Stored data entries

** start **

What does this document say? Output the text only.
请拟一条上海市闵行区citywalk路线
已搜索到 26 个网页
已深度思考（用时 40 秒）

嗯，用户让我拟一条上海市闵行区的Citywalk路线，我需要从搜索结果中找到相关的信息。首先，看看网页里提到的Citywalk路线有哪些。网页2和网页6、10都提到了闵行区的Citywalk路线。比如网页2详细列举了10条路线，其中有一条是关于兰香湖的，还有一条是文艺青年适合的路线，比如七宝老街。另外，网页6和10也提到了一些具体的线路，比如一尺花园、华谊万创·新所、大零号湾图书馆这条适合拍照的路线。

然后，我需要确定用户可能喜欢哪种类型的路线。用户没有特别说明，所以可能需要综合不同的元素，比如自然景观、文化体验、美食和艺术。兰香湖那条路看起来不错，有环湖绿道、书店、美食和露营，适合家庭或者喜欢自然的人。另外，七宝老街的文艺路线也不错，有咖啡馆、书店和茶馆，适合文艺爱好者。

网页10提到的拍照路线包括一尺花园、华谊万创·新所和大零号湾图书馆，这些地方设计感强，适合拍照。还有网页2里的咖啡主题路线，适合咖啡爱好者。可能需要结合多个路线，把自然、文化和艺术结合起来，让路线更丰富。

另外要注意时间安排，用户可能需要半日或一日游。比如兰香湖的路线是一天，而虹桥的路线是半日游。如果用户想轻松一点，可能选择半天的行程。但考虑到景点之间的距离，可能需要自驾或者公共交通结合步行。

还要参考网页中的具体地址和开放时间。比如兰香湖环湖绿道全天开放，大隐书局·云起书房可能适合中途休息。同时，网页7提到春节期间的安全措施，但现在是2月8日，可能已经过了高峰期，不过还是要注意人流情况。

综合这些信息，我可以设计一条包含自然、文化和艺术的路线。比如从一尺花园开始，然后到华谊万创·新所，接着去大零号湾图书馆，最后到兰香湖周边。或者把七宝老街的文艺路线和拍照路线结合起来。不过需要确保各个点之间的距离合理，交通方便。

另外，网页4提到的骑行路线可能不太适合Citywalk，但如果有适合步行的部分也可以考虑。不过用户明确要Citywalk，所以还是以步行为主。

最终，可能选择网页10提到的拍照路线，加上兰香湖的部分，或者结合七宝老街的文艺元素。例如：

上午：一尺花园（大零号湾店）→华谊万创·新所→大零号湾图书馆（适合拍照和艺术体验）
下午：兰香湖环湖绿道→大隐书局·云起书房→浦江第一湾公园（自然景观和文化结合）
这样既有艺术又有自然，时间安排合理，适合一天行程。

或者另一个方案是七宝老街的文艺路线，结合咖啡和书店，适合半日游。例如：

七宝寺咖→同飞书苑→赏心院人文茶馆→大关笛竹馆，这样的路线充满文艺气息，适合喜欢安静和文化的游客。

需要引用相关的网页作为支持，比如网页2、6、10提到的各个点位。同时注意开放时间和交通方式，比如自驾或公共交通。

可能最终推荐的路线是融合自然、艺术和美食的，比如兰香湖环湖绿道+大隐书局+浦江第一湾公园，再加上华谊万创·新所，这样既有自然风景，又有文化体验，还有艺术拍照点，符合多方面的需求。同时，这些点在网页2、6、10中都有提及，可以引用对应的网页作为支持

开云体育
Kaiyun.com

** end **

Goal
Copy every record above exactly as it appears.

Full answer
What does this document say? Output the text only.
请拟一条上海市闵行区citywalk路线
已搜索到 26 个网页
已深度思考（用时 40 秒）

嗯，用户让我拟一条上海市闵行区的Citywalk路线，我需要从搜索结果中找到相关的信息。首先，看看网页里提到的Citywalk路线有哪些。网页2和网页6、10都提到了闵行区的Citywalk路线。比如网页2详细列举了10条路线，其中有一条是关于兰香湖的，还有一条是文艺青年适合的路线，比如七宝老街。另外，网页6和10也提到了一些具体的线路，比如一尺花园、华谊万创·新所、大零号湾图书馆这条适合拍照的路线。

然后，我需要确定用户可能喜欢哪种类型的路线。用户没有特别说明，所以可能需要综合不同的元素，比如自然景观、文化体验、美食和艺术。兰香湖那条路看起来不错，有环湖绿道、书店、美食和露营，适合家庭或者喜欢自然的人。另外，七宝老街的文艺路线也不错，有咖啡馆、书店和茶馆，适合文艺爱好者。

网页10提到的拍照路线包括一尺花园、华谊万创·新所和大零号湾图书馆，这些地方设计感强，适合拍照。还有网页2里的咖啡主题路线，适合咖啡爱好者。可能需要结合多个路线，把自然、文化和艺术结合起来，让路线更丰富。

另外要注意时间安排，用户可能需要半日或一日游。比如兰香湖的路线是一天，而虹桥的路线是半日游。如果用户想轻松一点，可能选择半天的行程。但考虑到景点之间的距离，可能需要自驾或者公共交通结合步行。

还要参考网页中的具体地址和开放时间。比如兰香湖环湖绿道全天开放，大隐书局·云起书房可能适合中途休息。同时，网页7提到春节期间的安全措施，但现在是2月8日，可能已经过了高峰期，不过还是要注意人流情况。

综合这些信息，我可以设计一条包含自然、文化和艺术的路线。比如从一尺花园开始，然后到华谊万创·新所，接着去大零号湾图书馆，最后到兰香湖周边。或者把七宝老街的文艺路线和拍照路线结合起来。不过需要确保各个点之间的距离合理，交通方便。

另外，网页4提到的骑行路线可能不太适合Citywalk，但如果有适合步行的部分也可以考虑。不过用户明确要Citywalk，所以还是以步行为主。

最终，可能选择网页10提到的拍照路线，加上兰香湖的部分，或者结合七宝老街的文艺元素。例如：

上午：一尺花园（大零号湾店）→华谊万创·新所→大零号湾图书馆（适合拍照和艺术体验）
下午：兰香湖环湖绿道→大隐书局·云起书房→浦江第一湾公园（自然景观和文化结合）
这样既有艺术又有自然，时间安排合理，适合一天行程。

或者另一个方案是七宝老街的文艺路线，结合咖啡和书店，适合半日游。例如：

七宝寺咖→同飞书苑→赏心院人文茶馆→大关笛竹馆，这样的路线充满文艺气息，适合喜欢安静和文化的游客。

需要引用相关的网页作为支持，比如网页2、6、10提到的各个点位。同时注意开放时间和交通方式，比如自驾或公共交通。

可能最终推荐的路线是融合自然、艺术和美食的，比如兰香湖环湖绿道+大隐书局+浦江第一湾公园，再加上华谊万创·新所，这样既有自然风景，又有文化体验，还有艺术拍照点，符合多方面的需求。同时，这些点在网页2、6、10中都有提及，可以引用对应的网页作为支持

开云体育
Kaiyun.com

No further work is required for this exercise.